• _Your instructions_:
The listing must be reproduced in full, exactly as it stands.

** BEGIN Excerpted data **

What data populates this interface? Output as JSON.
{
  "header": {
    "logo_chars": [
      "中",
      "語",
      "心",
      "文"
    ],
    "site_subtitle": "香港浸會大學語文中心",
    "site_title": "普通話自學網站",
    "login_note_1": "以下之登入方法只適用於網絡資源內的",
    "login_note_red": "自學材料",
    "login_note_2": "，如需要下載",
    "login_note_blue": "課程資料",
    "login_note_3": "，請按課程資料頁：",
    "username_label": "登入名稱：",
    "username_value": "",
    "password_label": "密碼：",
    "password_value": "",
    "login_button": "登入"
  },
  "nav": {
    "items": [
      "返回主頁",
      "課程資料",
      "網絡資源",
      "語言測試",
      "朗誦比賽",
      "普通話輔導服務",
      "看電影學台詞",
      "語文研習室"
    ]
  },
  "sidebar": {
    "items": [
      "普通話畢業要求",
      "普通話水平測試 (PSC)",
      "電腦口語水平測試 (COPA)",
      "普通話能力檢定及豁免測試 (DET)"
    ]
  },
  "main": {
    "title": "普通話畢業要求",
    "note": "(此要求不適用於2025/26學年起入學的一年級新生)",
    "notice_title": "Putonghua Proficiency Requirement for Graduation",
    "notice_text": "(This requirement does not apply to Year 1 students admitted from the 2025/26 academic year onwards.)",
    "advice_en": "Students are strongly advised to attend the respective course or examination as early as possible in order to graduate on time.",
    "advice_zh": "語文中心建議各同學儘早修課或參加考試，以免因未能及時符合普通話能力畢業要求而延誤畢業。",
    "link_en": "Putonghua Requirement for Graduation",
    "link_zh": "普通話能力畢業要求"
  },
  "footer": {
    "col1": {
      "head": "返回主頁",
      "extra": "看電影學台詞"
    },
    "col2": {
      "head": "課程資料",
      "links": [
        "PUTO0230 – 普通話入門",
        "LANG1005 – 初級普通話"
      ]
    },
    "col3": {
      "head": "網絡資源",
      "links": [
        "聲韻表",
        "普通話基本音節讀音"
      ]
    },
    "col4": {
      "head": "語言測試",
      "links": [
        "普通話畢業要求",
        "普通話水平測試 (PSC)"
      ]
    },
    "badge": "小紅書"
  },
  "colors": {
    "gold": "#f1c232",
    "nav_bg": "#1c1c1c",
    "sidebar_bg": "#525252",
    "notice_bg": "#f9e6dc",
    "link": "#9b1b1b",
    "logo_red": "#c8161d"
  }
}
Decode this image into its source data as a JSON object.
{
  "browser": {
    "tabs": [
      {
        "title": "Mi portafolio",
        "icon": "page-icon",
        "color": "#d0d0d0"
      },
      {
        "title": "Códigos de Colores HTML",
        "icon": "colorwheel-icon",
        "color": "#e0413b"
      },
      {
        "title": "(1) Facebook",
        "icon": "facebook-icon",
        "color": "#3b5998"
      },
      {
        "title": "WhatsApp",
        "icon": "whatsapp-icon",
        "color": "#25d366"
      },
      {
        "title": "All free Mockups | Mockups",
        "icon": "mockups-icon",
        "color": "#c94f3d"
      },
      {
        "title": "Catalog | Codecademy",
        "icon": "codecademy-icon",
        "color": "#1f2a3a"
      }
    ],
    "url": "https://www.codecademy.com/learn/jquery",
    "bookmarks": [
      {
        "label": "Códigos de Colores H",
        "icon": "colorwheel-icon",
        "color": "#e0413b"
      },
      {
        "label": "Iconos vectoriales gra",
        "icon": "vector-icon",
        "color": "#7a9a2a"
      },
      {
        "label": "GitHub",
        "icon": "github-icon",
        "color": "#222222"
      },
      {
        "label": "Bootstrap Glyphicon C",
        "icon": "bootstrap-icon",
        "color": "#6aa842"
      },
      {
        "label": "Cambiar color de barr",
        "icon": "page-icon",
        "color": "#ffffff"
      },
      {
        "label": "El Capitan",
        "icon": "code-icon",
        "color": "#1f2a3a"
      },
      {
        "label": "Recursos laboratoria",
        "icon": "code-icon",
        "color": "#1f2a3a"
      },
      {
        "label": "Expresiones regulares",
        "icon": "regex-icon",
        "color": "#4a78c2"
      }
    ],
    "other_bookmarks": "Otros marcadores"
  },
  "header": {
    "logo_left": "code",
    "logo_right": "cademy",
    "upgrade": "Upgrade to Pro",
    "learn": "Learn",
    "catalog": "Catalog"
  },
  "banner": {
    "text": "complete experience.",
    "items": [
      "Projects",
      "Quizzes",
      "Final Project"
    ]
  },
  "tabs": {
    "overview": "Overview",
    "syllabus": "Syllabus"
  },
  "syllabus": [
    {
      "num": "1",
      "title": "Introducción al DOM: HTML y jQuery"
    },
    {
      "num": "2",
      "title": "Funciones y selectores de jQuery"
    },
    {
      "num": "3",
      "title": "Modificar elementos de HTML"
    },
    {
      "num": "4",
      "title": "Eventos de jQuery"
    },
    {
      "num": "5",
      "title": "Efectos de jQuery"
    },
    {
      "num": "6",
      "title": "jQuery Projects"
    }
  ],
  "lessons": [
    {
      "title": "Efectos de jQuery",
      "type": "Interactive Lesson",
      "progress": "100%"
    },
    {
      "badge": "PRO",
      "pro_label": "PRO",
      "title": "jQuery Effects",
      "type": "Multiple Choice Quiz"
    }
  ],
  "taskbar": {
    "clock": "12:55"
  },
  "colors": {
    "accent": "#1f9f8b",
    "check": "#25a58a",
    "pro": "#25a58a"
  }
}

** END Excerpted data **

• _Response_:
What data populates this interface? Output as JSON.
{
  "header": {
    "logo_chars": [
      "中",
      "語",
      "心",
      "文"
    ],
    "site_subtitle": "香港浸會大學語文中心",
    "site_title": "普通話自學網站",
    "login_note_1": "以下之登入方法只適用於網絡資源內的",
    "login_note_red": "自學材料",
    "login_note_2": "，如需要下載",
    "login_note_blue": "課程資料",
    "login_note_3": "，請按課程資料頁：",
    "username_label": "登入名稱：",
    "username_value": "",
    "password_label": "密碼：",
    "password_value": "",
    "login_button": "登入"
  },
  "nav": {
    "items": [
      "返回主頁",
      "課程資料",
      "網絡資源",
      "語言測試",
      "朗誦比賽",
      "普通話輔導服務",
      "看電影學台詞",
      "語文研習室"
    ]
  },
  "sidebar": {
    "items": [
      "普通話畢業要求",
      "普通話水平測試 (PSC)",
      "電腦口語水平測試 (COPA)",
      "普通話能力檢定及豁免測試 (DET)"
    ]
  },
  "main": {
    "title": "普通話畢業要求",
    "note": "(此要求不適用於2025/26學年起入學的一年級新生)",
    "notice_title": "Putonghua Proficiency Requirement for Graduation",
    "notice_text": "(This requirement does not apply to Year 1 students admitted from the 2025/26 academic year onwards.)",
    "advice_en": "Students are strongly advised to attend the respective course or examination as early as possible in order to graduate on time.",
    "advice_zh": "語文中心建議各同學儘早修課或參加考試，以免因未能及時符合普通話能力畢業要求而延誤畢業。",
    "link_en": "Putonghua Requirement for Graduation",
    "link_zh": "普通話能力畢業要求"
  },
  "footer": {
    "col1": {
      "head": "返回主頁",
      "extra": "看電影學台詞"
    },
    "col2": {
      "head": "課程資料",
      "links": [
        "PUTO0230 – 普通話入門",
        "LANG1005 – 初級普通話"
      ]
    },
    "col3": {
      "head": "網絡資源",
      "links": [
        "聲韻表",
        "普通話基本音節讀音"
      ]
    },
    "col4": {
      "head": "語言測試",
      "links": [
        "普通話畢業要求",
        "普通話水平測試 (PSC)"
      ]
    },
    "badge": "小紅書"
  },
  "colors": {
    "gold": "#f1c232",
    "nav_bg": "#1c1c1c",
    "sidebar_bg": "#525252",
    "notice_bg": "#f9e6dc",
    "link": "#9b1b1b",
    "logo_red": "#c8161d"
  }
}
Decode this image into its source data as a JSON object.
{
  "browser": {
    "tabs": [
      {
        "title": "Mi portafolio",
        "icon": "page-icon",
        "color": "#d0d0d0"
      },
      {
        "title": "Códigos de Colores HTML",
        "icon": "colorwheel-icon",
        "color": "#e0413b"
      },
      {
        "title": "(1) Facebook",
        "icon": "facebook-icon",
        "color": "#3b5998"
      },
      {
        "title": "WhatsApp",
        "icon": "whatsapp-icon",
        "color": "#25d366"
      },
      {
        "title": "All free Mockups | Mockups",
        "icon": "mockups-icon",
        "color": "#c94f3d"
      },
      {
        "title": "Catalog | Codecademy",
        "icon": "codecademy-icon",
        "color": "#1f2a3a"
      }
    ],
    "url": "https://www.codecademy.com/learn/jquery",
    "bookmarks": [
      {
        "label": "Códigos de Colores H",
        "icon": "colorwheel-icon",
        "color": "#e0413b"
      },
      {
        "label": "Iconos vectoriales gra",
        "icon": "vector-icon",
        "color": "#7a9a2a"
      },
      {
        "label": "GitHub",
        "icon": "github-icon",
        "color": "#222222"
      },
      {
        "label": "Bootstrap Glyphicon C",
        "icon": "bootstrap-icon",
        "color": "#6aa842"
      },
      {
        "label": "Cambiar color de barr",
        "icon": "page-icon",
        "color": "#ffffff"
      },
      {
        "label": "El Capitan",
        "icon": "code-icon",
        "color": "#1f2a3a"
      },
      {
        "label": "Recursos laboratoria",
        "icon": "code-icon",
        "color": "#1f2a3a"
      },
      {
        "label": "Expresiones regulares",
        "icon": "regex-icon",
        "color": "#4a78c2"
      }
    ],
    "other_bookmarks": "Otros marcadores"
  },
  "header": {
    "logo_left": "code",
    "logo_right": "cademy",
    "upgrade": "Upgrade to Pro",
    "learn": "Learn",
    "catalog": "Catalog"
  },
  "banner": {
    "text": "complete experience.",
    "items": [
      "Projects",
      "Quizzes",
      "Final Project"
    ]
  },
  "tabs": {
    "overview": "Overview",
    "syllabus": "Syllabus"
  },
  "syllabus": [
    {
      "num": "1",
      "title": "Introducción al DOM: HTML y jQuery"
    },
    {
      "num": "2",
      "title": "Funciones y selectores de jQuery"
    },
    {
      "num": "3",
      "title": "Modificar elementos de HTML"
    },
    {
      "num": "4",
      "title": "Eventos de jQuery"
    },
    {
      "num": "5",
      "title": "Efectos de jQuery"
    },
    {
      "num": "6",
      "title": "jQuery Projects"
    }
  ],
  "lessons": [
    {
      "title": "Efectos de jQuery",
      "type": "Interactive Lesson",
      "progress": "100%"
    },
    {
      "badge": "PRO",
      "pro_label": "PRO",
      "title": "jQuery Effects",
      "type": "Multiple Choice Quiz"
    }
  ],
  "taskbar": {
    "clock": "12:55"
  },
  "colors": {
    "accent": "#1f9f8b",
    "check": "#25a58a",
    "pro": "#25a58a"
  }
}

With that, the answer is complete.